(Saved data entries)
========

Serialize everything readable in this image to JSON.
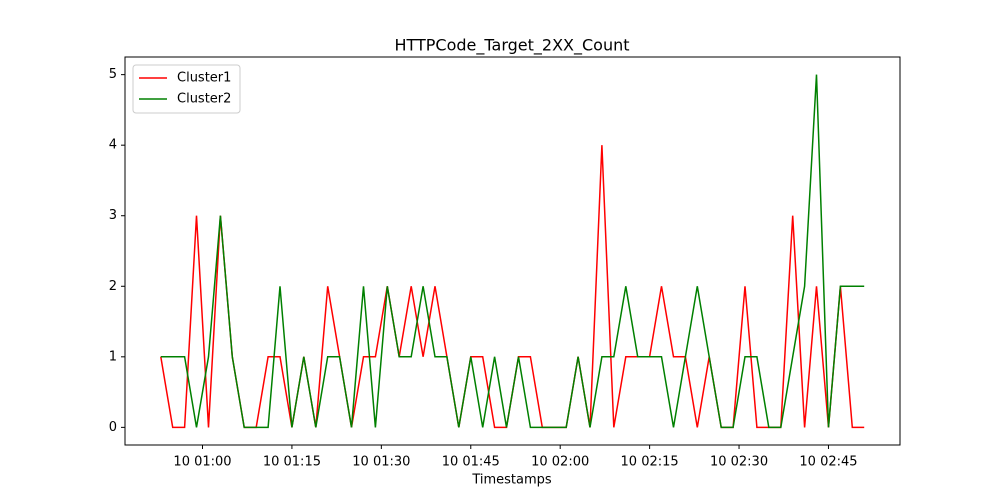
{
  "chart_data": {
    "type": "line",
    "title": "HTTPCode_Target_2XX_Count",
    "x_label": "Timestamps",
    "x": [
      "10 00:53",
      "10 00:55",
      "10 00:57",
      "10 00:59",
      "10 01:01",
      "10 01:03",
      "10 01:05",
      "10 01:07",
      "10 01:09",
      "10 01:11",
      "10 01:13",
      "10 01:15",
      "10 01:17",
      "10 01:19",
      "10 01:21",
      "10 01:23",
      "10 01:25",
      "10 01:27",
      "10 01:29",
      "10 01:31",
      "10 01:33",
      "10 01:35",
      "10 01:37",
      "10 01:39",
      "10 01:41",
      "10 01:43",
      "10 01:45",
      "10 01:47",
      "10 01:49",
      "10 01:51",
      "10 01:53",
      "10 01:55",
      "10 01:57",
      "10 01:59",
      "10 02:01",
      "10 02:03",
      "10 02:05",
      "10 02:07",
      "10 02:09",
      "10 02:11",
      "10 02:13",
      "10 02:15",
      "10 02:17",
      "10 02:19",
      "10 02:21",
      "10 02:23",
      "10 02:25",
      "10 02:27",
      "10 02:29",
      "10 02:31",
      "10 02:33",
      "10 02:35",
      "10 02:37",
      "10 02:39",
      "10 02:41",
      "10 02:43",
      "10 02:45",
      "10 02:47",
      "10 02:49",
      "10 02:51"
    ],
    "series": [
      {
        "name": "Cluster1",
        "color": "#ff0000",
        "values": [
          1,
          0,
          0,
          3,
          0,
          3,
          1,
          0,
          0,
          1,
          1,
          0,
          1,
          0,
          2,
          1,
          0,
          1,
          1,
          2,
          1,
          2,
          1,
          2,
          1,
          0,
          1,
          1,
          0,
          0,
          1,
          1,
          0,
          0,
          0,
          1,
          0,
          4,
          0,
          1,
          1,
          1,
          2,
          1,
          1,
          0,
          1,
          0,
          0,
          2,
          0,
          0,
          0,
          3,
          0,
          2,
          0,
          2,
          0,
          0
        ]
      },
      {
        "name": "Cluster2",
        "color": "#008000",
        "values": [
          1,
          1,
          1,
          0,
          1,
          3,
          1,
          0,
          0,
          0,
          2,
          0,
          1,
          0,
          1,
          1,
          0,
          2,
          0,
          2,
          1,
          1,
          2,
          1,
          1,
          0,
          1,
          0,
          1,
          0,
          1,
          0,
          0,
          0,
          0,
          1,
          0,
          1,
          1,
          2,
          1,
          1,
          1,
          0,
          1,
          2,
          1,
          0,
          0,
          1,
          1,
          0,
          0,
          1,
          2,
          5,
          0,
          2,
          2,
          2
        ]
      }
    ],
    "xlim": [
      "10 00:47",
      "10 02:57"
    ],
    "xticks": [
      "10 01:00",
      "10 01:15",
      "10 01:30",
      "10 01:45",
      "10 02:00",
      "10 02:15",
      "10 02:30",
      "10 02:45"
    ],
    "ylim": [
      -0.25,
      5.25
    ],
    "yticks": [
      0,
      1,
      2,
      3,
      4,
      5
    ],
    "grid": false,
    "legend": "upper left"
  }
}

========

- JOB
Write out the data precisely as given, excluding the pictures.

- COMPLETE ANSWER
Serialize everything readable in this image to JSON.
{
  "chart_data": {
    "type": "line",
    "title": "HTTPCode_Target_2XX_Count",
    "x_label": "Timestamps",
    "x": [
      "10 00:53",
      "10 00:55",
      "10 00:57",
      "10 00:59",
      "10 01:01",
      "10 01:03",
      "10 01:05",
      "10 01:07",
      "10 01:09",
      "10 01:11",
      "10 01:13",
      "10 01:15",
      "10 01:17",
      "10 01:19",
      "10 01:21",
      "10 01:23",
      "10 01:25",
      "10 01:27",
      "10 01:29",
      "10 01:31",
      "10 01:33",
      "10 01:35",
      "10 01:37",
      "10 01:39",
      "10 01:41",
      "10 01:43",
      "10 01:45",
      "10 01:47",
      "10 01:49",
      "10 01:51",
      "10 01:53",
      "10 01:55",
      "10 01:57",
      "10 01:59",
      "10 02:01",
      "10 02:03",
      "10 02:05",
      "10 02:07",
      "10 02:09",
      "10 02:11",
      "10 02:13",
      "10 02:15",
      "10 02:17",
      "10 02:19",
      "10 02:21",
      "10 02:23",
      "10 02:25",
      "10 02:27",
      "10 02:29",
      "10 02:31",
      "10 02:33",
      "10 02:35",
      "10 02:37",
      "10 02:39",
      "10 02:41",
      "10 02:43",
      "10 02:45",
      "10 02:47",
      "10 02:49",
      "10 02:51"
    ],
    "series": [
      {
        "name": "Cluster1",
        "color": "#ff0000",
        "values": [
          1,
          0,
          0,
          3,
          0,
          3,
          1,
          0,
          0,
          1,
          1,
          0,
          1,
          0,
          2,
          1,
          0,
          1,
          1,
          2,
          1,
          2,
          1,
          2,
          1,
          0,
          1,
          1,
          0,
          0,
          1,
          1,
          0,
          0,
          0,
          1,
          0,
          4,
          0,
          1,
          1,
          1,
          2,
          1,
          1,
          0,
          1,
          0,
          0,
          2,
          0,
          0,
          0,
          3,
          0,
          2,
          0,
          2,
          0,
          0
        ]
      },
      {
        "name": "Cluster2",
        "color": "#008000",
        "values": [
          1,
          1,
          1,
          0,
          1,
          3,
          1,
          0,
          0,
          0,
          2,
          0,
          1,
          0,
          1,
          1,
          0,
          2,
          0,
          2,
          1,
          1,
          2,
          1,
          1,
          0,
          1,
          0,
          1,
          0,
          1,
          0,
          0,
          0,
          0,
          1,
          0,
          1,
          1,
          2,
          1,
          1,
          1,
          0,
          1,
          2,
          1,
          0,
          0,
          1,
          1,
          0,
          0,
          1,
          2,
          5,
          0,
          2,
          2,
          2
        ]
      }
    ],
    "xlim": [
      "10 00:47",
      "10 02:57"
    ],
    "xticks": [
      "10 01:00",
      "10 01:15",
      "10 01:30",
      "10 01:45",
      "10 02:00",
      "10 02:15",
      "10 02:30",
      "10 02:45"
    ],
    "ylim": [
      -0.25,
      5.25
    ],
    "yticks": [
      0,
      1,
      2,
      3,
      4,
      5
    ],
    "grid": false,
    "legend": "upper left"
  }
}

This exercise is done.